**Task goal:**
Your job is to retype all of the data word for word, leaving every image out.

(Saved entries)
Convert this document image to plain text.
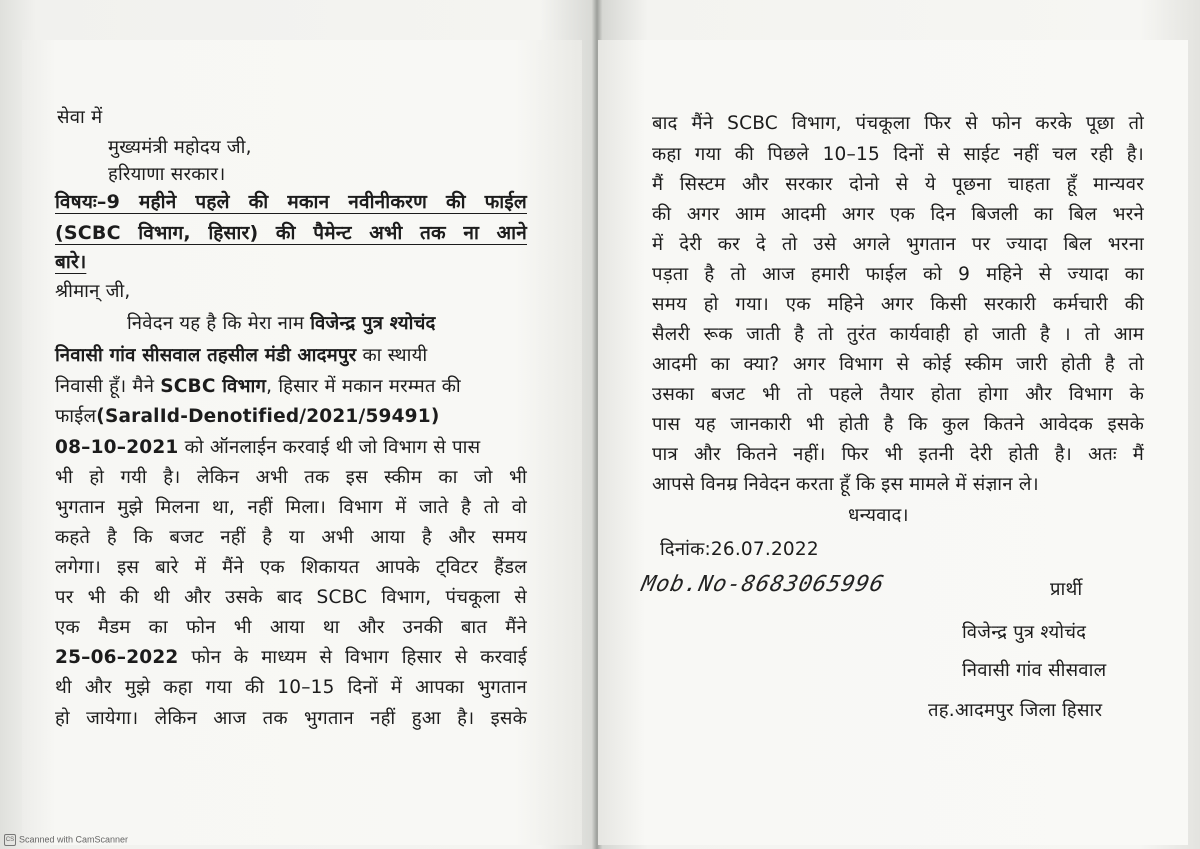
सेवा में
मुख्यमंत्री महोदय जी,
हरियाणा सरकार।
विषयः–9 महीने पहले की मकान नवीनीकरण की फाईल
(SCBC विभाग, हिसार) की पैमेन्ट अभी तक ना आने
बारे।
श्रीमान् जी,
निवेदन यह है कि मेरा नाम विजेन्द्र पुत्र श्योचंद
निवासी गांव सीसवाल तहसील मंडी आदमपुर का स्थायी
निवासी हूँ। मैने SCBC विभाग, हिसार में मकान मरम्मत की
फाईल(SaralId-Denotified/2021/59491)
08–10–2021 को ऑनलाईन करवाई थी जो विभाग से पास
भी हो गयी है। लेकिन अभी तक इस स्कीम का जो भी
भुगतान मुझे मिलना था, नहीं मिला। विभाग में जाते है तो वो
कहते है कि बजट नहीं है या अभी आया है और समय
लगेगा। इस बारे में मैंने एक शिकायत आपके ट्विटर हैंडल
पर भी की थी और उसके बाद SCBC विभाग, पंचकूला से
एक मैडम का फोन भी आया था और उनकी बात मैंने
25–06–2022 फोन के माध्यम से विभाग हिसार से करवाई
थी और मुझे कहा गया की 10–15 दिनों में आपका भुगतान
हो जायेगा। लेकिन आज तक भुगतान नहीं हुआ है। इसके
बाद मैंने SCBC विभाग, पंचकूला फिर से फोन करके पूछा तो
कहा गया की पिछले 10–15 दिनों से साईट नहीं चल रही है।
मैं सिस्टम और सरकार दोनो से ये पूछना चाहता हूँ मान्यवर
की अगर आम आदमी अगर एक दिन बिजली का बिल भरने
में देरी कर दे तो उसे अगले भुगतान पर ज्यादा बिल भरना
पड़ता है तो आज हमारी फाईल को 9 महिने से ज्यादा का
समय हो गया। एक महिने अगर किसी सरकारी कर्मचारी की
सैलरी रूक जाती है तो तुरंत कार्यवाही हो जाती है । तो आम
आदमी का क्या? अगर विभाग से कोई स्कीम जारी होती है तो
उसका बजट भी तो पहले तैयार होता होगा और विभाग के
पास यह जानकारी भी होती है कि कुल कितने आवेदक इसके
पात्र और कितने नहीं। फिर भी इतनी देरी होती है। अतः मैं
आपसे विनम्र निवेदन करता हूँ कि इस मामले में संज्ञान ले।
धन्यवाद।
दिनांक:26.07.2022
Mob.No-8683065996	प्रार्थी
विजेन्द्र पुत्र श्योचंद
निवासी गांव सीसवाल
तह.आदमपुर जिला हिसार
CS Scanned with CamScanner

**Solution for this problem:**
Convert this document image to plain text.
सेवा में
मुख्यमंत्री महोदय जी,
हरियाणा सरकार।
विषयः–9 महीने पहले की मकान नवीनीकरण की फाईल
(SCBC विभाग, हिसार) की पैमेन्ट अभी तक ना आने
बारे।
श्रीमान् जी,
निवेदन यह है कि मेरा नाम विजेन्द्र पुत्र श्योचंद
निवासी गांव सीसवाल तहसील मंडी आदमपुर का स्थायी
निवासी हूँ। मैने SCBC विभाग, हिसार में मकान मरम्मत की
फाईल(SaralId-Denotified/2021/59491)
08–10–2021 को ऑनलाईन करवाई थी जो विभाग से पास
भी हो गयी है। लेकिन अभी तक इस स्कीम का जो भी
भुगतान मुझे मिलना था, नहीं मिला। विभाग में जाते है तो वो
कहते है कि बजट नहीं है या अभी आया है और समय
लगेगा। इस बारे में मैंने एक शिकायत आपके ट्विटर हैंडल
पर भी की थी और उसके बाद SCBC विभाग, पंचकूला से
एक मैडम का फोन भी आया था और उनकी बात मैंने
25–06–2022 फोन के माध्यम से विभाग हिसार से करवाई
थी और मुझे कहा गया की 10–15 दिनों में आपका भुगतान
हो जायेगा। लेकिन आज तक भुगतान नहीं हुआ है। इसके
बाद मैंने SCBC विभाग, पंचकूला फिर से फोन करके पूछा तो
कहा गया की पिछले 10–15 दिनों से साईट नहीं चल रही है।
मैं सिस्टम और सरकार दोनो से ये पूछना चाहता हूँ मान्यवर
की अगर आम आदमी अगर एक दिन बिजली का बिल भरने
में देरी कर दे तो उसे अगले भुगतान पर ज्यादा बिल भरना
पड़ता है तो आज हमारी फाईल को 9 महिने से ज्यादा का
समय हो गया। एक महिने अगर किसी सरकारी कर्मचारी की
सैलरी रूक जाती है तो तुरंत कार्यवाही हो जाती है । तो आम
आदमी का क्या? अगर विभाग से कोई स्कीम जारी होती है तो
उसका बजट भी तो पहले तैयार होता होगा और विभाग के
पास यह जानकारी भी होती है कि कुल कितने आवेदक इसके
पात्र और कितने नहीं। फिर भी इतनी देरी होती है। अतः मैं
आपसे विनम्र निवेदन करता हूँ कि इस मामले में संज्ञान ले।
धन्यवाद।
दिनांक:26.07.2022
Mob.No-8683065996	प्रार्थी
विजेन्द्र पुत्र श्योचंद
निवासी गांव सीसवाल
तह.आदमपुर जिला हिसार
CS Scanned with CamScanner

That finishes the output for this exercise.